**YOUR OBJECTIVE:** What follows is a set of records, each of which is to be written out exactly.

**ENTRIES SHOWN:**
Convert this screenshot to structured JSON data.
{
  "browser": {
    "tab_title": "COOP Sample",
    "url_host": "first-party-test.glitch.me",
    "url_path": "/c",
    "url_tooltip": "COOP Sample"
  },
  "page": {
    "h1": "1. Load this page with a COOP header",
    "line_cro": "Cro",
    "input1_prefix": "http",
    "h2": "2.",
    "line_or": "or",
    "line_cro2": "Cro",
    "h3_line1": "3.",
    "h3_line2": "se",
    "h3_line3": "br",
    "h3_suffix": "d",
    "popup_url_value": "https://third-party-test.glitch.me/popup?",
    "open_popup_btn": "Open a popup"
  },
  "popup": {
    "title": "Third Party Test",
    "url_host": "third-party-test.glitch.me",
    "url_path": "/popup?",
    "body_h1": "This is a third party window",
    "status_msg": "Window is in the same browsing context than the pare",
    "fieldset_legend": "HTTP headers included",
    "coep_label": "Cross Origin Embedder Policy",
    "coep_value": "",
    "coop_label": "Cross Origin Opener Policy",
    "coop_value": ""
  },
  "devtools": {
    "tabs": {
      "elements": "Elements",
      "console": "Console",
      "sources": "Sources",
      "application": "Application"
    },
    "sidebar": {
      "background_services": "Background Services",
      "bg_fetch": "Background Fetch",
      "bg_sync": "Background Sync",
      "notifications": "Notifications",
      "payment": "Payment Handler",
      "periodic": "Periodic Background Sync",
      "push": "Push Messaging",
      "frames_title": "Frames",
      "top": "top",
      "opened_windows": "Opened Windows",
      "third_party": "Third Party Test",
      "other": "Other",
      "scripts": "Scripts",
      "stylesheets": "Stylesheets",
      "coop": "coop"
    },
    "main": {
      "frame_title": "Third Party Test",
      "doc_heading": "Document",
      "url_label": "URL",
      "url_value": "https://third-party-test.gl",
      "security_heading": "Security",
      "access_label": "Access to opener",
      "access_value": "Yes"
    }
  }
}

**CORRECT RESPONSE:**
Convert this screenshot to structured JSON data.
{
  "browser": {
    "tab_title": "COOP Sample",
    "url_host": "first-party-test.glitch.me",
    "url_path": "/c",
    "url_tooltip": "COOP Sample"
  },
  "page": {
    "h1": "1. Load this page with a COOP header",
    "line_cro": "Cro",
    "input1_prefix": "http",
    "h2": "2.",
    "line_or": "or",
    "line_cro2": "Cro",
    "h3_line1": "3.",
    "h3_line2": "se",
    "h3_line3": "br",
    "h3_suffix": "d",
    "popup_url_value": "https://third-party-test.glitch.me/popup?",
    "open_popup_btn": "Open a popup"
  },
  "popup": {
    "title": "Third Party Test",
    "url_host": "third-party-test.glitch.me",
    "url_path": "/popup?",
    "body_h1": "This is a third party window",
    "status_msg": "Window is in the same browsing context than the pare",
    "fieldset_legend": "HTTP headers included",
    "coep_label": "Cross Origin Embedder Policy",
    "coep_value": "",
    "coop_label": "Cross Origin Opener Policy",
    "coop_value": ""
  },
  "devtools": {
    "tabs": {
      "elements": "Elements",
      "console": "Console",
      "sources": "Sources",
      "application": "Application"
    },
    "sidebar": {
      "background_services": "Background Services",
      "bg_fetch": "Background Fetch",
      "bg_sync": "Background Sync",
      "notifications": "Notifications",
      "payment": "Payment Handler",
      "periodic": "Periodic Background Sync",
      "push": "Push Messaging",
      "frames_title": "Frames",
      "top": "top",
      "opened_windows": "Opened Windows",
      "third_party": "Third Party Test",
      "other": "Other",
      "scripts": "Scripts",
      "stylesheets": "Stylesheets",
      "coop": "coop"
    },
    "main": {
      "frame_title": "Third Party Test",
      "doc_heading": "Document",
      "url_label": "URL",
      "url_value": "https://third-party-test.gl",
      "security_heading": "Security",
      "access_label": "Access to opener",
      "access_value": "Yes"
    }
  }
}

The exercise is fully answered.